[What the task asks]
Repeat the records in full, exactly.

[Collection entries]

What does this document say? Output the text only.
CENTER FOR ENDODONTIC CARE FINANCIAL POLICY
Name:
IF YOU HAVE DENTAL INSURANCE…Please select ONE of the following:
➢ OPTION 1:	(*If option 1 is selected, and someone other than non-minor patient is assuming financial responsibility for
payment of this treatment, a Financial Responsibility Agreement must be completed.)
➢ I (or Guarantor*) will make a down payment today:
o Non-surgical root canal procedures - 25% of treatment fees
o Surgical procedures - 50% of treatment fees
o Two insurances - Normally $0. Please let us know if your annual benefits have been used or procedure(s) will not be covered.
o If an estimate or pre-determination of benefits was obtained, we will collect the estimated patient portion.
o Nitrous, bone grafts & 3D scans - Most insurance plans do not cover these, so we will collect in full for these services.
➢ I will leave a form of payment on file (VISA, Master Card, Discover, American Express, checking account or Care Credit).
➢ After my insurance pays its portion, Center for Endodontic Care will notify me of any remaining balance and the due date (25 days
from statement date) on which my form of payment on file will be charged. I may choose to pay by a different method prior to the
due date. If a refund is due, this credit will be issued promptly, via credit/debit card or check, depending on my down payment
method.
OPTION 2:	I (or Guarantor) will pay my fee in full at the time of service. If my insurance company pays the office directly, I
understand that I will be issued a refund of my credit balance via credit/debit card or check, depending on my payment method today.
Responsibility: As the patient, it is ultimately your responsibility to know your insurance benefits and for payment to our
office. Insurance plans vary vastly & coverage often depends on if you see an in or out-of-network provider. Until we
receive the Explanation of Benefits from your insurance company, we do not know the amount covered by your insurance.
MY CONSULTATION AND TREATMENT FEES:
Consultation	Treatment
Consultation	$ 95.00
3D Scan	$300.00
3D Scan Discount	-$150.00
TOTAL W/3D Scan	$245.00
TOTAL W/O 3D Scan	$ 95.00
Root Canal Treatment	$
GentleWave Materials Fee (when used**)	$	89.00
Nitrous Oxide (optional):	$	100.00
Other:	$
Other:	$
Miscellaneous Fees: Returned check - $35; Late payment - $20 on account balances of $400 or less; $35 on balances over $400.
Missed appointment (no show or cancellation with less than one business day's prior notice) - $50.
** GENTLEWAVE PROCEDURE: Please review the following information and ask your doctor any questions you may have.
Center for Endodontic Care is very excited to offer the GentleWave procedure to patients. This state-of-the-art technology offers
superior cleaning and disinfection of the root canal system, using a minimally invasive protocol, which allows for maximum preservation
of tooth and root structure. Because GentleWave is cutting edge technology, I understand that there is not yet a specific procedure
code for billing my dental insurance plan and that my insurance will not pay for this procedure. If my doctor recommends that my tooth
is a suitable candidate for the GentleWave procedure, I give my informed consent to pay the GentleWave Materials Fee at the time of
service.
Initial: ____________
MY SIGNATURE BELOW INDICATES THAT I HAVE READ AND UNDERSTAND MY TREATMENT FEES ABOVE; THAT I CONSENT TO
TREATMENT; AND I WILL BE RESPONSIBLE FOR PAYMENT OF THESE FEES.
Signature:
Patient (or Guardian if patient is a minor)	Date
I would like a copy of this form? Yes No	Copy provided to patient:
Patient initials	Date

[Answer area]
What does this document say? Output the text only.
CENTER FOR ENDODONTIC CARE FINANCIAL POLICY
Name:
IF YOU HAVE DENTAL INSURANCE…Please select ONE of the following:
➢ OPTION 1:	(*If option 1 is selected, and someone other than non-minor patient is assuming financial responsibility for
payment of this treatment, a Financial Responsibility Agreement must be completed.)
➢ I (or Guarantor*) will make a down payment today:
o Non-surgical root canal procedures - 25% of treatment fees
o Surgical procedures - 50% of treatment fees
o Two insurances - Normally $0. Please let us know if your annual benefits have been used or procedure(s) will not be covered.
o If an estimate or pre-determination of benefits was obtained, we will collect the estimated patient portion.
o Nitrous, bone grafts & 3D scans - Most insurance plans do not cover these, so we will collect in full for these services.
➢ I will leave a form of payment on file (VISA, Master Card, Discover, American Express, checking account or Care Credit).
➢ After my insurance pays its portion, Center for Endodontic Care will notify me of any remaining balance and the due date (25 days
from statement date) on which my form of payment on file will be charged. I may choose to pay by a different method prior to the
due date. If a refund is due, this credit will be issued promptly, via credit/debit card or check, depending on my down payment
method.
OPTION 2:	I (or Guarantor) will pay my fee in full at the time of service. If my insurance company pays the office directly, I
understand that I will be issued a refund of my credit balance via credit/debit card or check, depending on my payment method today.
Responsibility: As the patient, it is ultimately your responsibility to know your insurance benefits and for payment to our
office. Insurance plans vary vastly & coverage often depends on if you see an in or out-of-network provider. Until we
receive the Explanation of Benefits from your insurance company, we do not know the amount covered by your insurance.
MY CONSULTATION AND TREATMENT FEES:
Consultation	Treatment
Consultation	$ 95.00
3D Scan	$300.00
3D Scan Discount	-$150.00
TOTAL W/3D Scan	$245.00
TOTAL W/O 3D Scan	$ 95.00
Root Canal Treatment	$
GentleWave Materials Fee (when used**)	$	89.00
Nitrous Oxide (optional):	$	100.00
Other:	$
Other:	$
Miscellaneous Fees: Returned check - $35; Late payment - $20 on account balances of $400 or less; $35 on balances over $400.
Missed appointment (no show or cancellation with less than one business day's prior notice) - $50.
** GENTLEWAVE PROCEDURE: Please review the following information and ask your doctor any questions you may have.
Center for Endodontic Care is very excited to offer the GentleWave procedure to patients. This state-of-the-art technology offers
superior cleaning and disinfection of the root canal system, using a minimally invasive protocol, which allows for maximum preservation
of tooth and root structure. Because GentleWave is cutting edge technology, I understand that there is not yet a specific procedure
code for billing my dental insurance plan and that my insurance will not pay for this procedure. If my doctor recommends that my tooth
is a suitable candidate for the GentleWave procedure, I give my informed consent to pay the GentleWave Materials Fee at the time of
service.
Initial: ____________
MY SIGNATURE BELOW INDICATES THAT I HAVE READ AND UNDERSTAND MY TREATMENT FEES ABOVE; THAT I CONSENT TO
TREATMENT; AND I WILL BE RESPONSIBLE FOR PAYMENT OF THESE FEES.
Signature:
Patient (or Guardian if patient is a minor)	Date
I would like a copy of this form? Yes No	Copy provided to patient:
Patient initials	Date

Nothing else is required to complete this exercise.